Task to complete: Could you repeat the records below exactly, leaving out any pictures?

Stored data:

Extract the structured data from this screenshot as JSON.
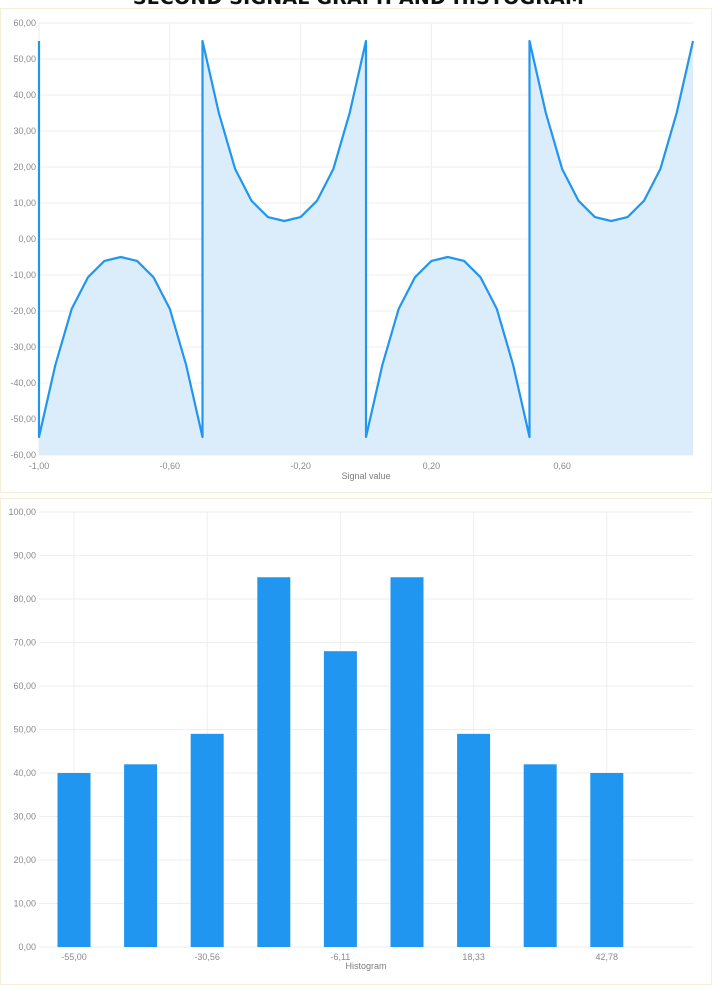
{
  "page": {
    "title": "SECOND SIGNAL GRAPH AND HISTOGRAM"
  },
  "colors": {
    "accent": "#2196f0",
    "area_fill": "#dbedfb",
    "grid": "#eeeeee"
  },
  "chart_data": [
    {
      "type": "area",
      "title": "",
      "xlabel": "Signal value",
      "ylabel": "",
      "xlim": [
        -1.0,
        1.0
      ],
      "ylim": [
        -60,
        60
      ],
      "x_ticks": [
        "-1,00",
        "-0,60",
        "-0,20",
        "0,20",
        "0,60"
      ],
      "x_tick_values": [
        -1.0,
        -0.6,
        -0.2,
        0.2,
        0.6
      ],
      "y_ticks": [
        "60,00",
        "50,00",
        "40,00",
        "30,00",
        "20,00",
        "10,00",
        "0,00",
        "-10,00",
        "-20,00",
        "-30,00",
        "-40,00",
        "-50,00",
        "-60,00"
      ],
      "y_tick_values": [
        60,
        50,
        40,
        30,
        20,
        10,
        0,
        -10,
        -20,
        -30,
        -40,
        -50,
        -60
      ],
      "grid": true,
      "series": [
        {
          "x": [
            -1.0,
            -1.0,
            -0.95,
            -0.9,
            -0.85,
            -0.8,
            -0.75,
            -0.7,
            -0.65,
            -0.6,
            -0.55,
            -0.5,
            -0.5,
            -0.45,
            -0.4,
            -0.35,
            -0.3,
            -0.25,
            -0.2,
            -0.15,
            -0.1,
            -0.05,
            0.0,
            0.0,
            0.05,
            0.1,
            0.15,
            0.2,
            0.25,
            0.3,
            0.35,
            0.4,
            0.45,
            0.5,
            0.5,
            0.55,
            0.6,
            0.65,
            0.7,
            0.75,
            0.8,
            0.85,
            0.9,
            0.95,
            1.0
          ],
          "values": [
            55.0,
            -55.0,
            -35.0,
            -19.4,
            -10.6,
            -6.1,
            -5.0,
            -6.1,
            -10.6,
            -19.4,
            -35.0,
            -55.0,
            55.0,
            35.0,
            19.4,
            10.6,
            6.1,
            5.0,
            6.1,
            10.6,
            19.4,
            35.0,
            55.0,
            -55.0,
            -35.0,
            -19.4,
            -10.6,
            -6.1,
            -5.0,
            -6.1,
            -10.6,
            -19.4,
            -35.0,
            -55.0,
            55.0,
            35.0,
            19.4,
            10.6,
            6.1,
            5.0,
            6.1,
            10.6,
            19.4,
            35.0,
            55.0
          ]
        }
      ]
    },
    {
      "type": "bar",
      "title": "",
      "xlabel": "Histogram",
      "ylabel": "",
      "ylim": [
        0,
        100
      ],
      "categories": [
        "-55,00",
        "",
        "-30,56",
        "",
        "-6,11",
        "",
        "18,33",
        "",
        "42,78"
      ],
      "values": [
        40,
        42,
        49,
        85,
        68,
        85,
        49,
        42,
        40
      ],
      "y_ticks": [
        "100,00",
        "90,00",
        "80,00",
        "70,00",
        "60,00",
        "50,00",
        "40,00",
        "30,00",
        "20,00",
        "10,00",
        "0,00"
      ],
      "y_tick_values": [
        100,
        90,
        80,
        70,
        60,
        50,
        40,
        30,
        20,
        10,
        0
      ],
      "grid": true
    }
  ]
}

Result of this exercise:
Extract the structured data from this screenshot as JSON.
{
  "page": {
    "title": "SECOND SIGNAL GRAPH AND HISTOGRAM"
  },
  "colors": {
    "accent": "#2196f0",
    "area_fill": "#dbedfb",
    "grid": "#eeeeee"
  },
  "chart_data": [
    {
      "type": "area",
      "title": "",
      "xlabel": "Signal value",
      "ylabel": "",
      "xlim": [
        -1.0,
        1.0
      ],
      "ylim": [
        -60,
        60
      ],
      "x_ticks": [
        "-1,00",
        "-0,60",
        "-0,20",
        "0,20",
        "0,60"
      ],
      "x_tick_values": [
        -1.0,
        -0.6,
        -0.2,
        0.2,
        0.6
      ],
      "y_ticks": [
        "60,00",
        "50,00",
        "40,00",
        "30,00",
        "20,00",
        "10,00",
        "0,00",
        "-10,00",
        "-20,00",
        "-30,00",
        "-40,00",
        "-50,00",
        "-60,00"
      ],
      "y_tick_values": [
        60,
        50,
        40,
        30,
        20,
        10,
        0,
        -10,
        -20,
        -30,
        -40,
        -50,
        -60
      ],
      "grid": true,
      "series": [
        {
          "x": [
            -1.0,
            -1.0,
            -0.95,
            -0.9,
            -0.85,
            -0.8,
            -0.75,
            -0.7,
            -0.65,
            -0.6,
            -0.55,
            -0.5,
            -0.5,
            -0.45,
            -0.4,
            -0.35,
            -0.3,
            -0.25,
            -0.2,
            -0.15,
            -0.1,
            -0.05,
            0.0,
            0.0,
            0.05,
            0.1,
            0.15,
            0.2,
            0.25,
            0.3,
            0.35,
            0.4,
            0.45,
            0.5,
            0.5,
            0.55,
            0.6,
            0.65,
            0.7,
            0.75,
            0.8,
            0.85,
            0.9,
            0.95,
            1.0
          ],
          "values": [
            55.0,
            -55.0,
            -35.0,
            -19.4,
            -10.6,
            -6.1,
            -5.0,
            -6.1,
            -10.6,
            -19.4,
            -35.0,
            -55.0,
            55.0,
            35.0,
            19.4,
            10.6,
            6.1,
            5.0,
            6.1,
            10.6,
            19.4,
            35.0,
            55.0,
            -55.0,
            -35.0,
            -19.4,
            -10.6,
            -6.1,
            -5.0,
            -6.1,
            -10.6,
            -19.4,
            -35.0,
            -55.0,
            55.0,
            35.0,
            19.4,
            10.6,
            6.1,
            5.0,
            6.1,
            10.6,
            19.4,
            35.0,
            55.0
          ]
        }
      ]
    },
    {
      "type": "bar",
      "title": "",
      "xlabel": "Histogram",
      "ylabel": "",
      "ylim": [
        0,
        100
      ],
      "categories": [
        "-55,00",
        "",
        "-30,56",
        "",
        "-6,11",
        "",
        "18,33",
        "",
        "42,78"
      ],
      "values": [
        40,
        42,
        49,
        85,
        68,
        85,
        49,
        42,
        40
      ],
      "y_ticks": [
        "100,00",
        "90,00",
        "80,00",
        "70,00",
        "60,00",
        "50,00",
        "40,00",
        "30,00",
        "20,00",
        "10,00",
        "0,00"
      ],
      "y_tick_values": [
        100,
        90,
        80,
        70,
        60,
        50,
        40,
        30,
        20,
        10,
        0
      ],
      "grid": true
    }
  ]
}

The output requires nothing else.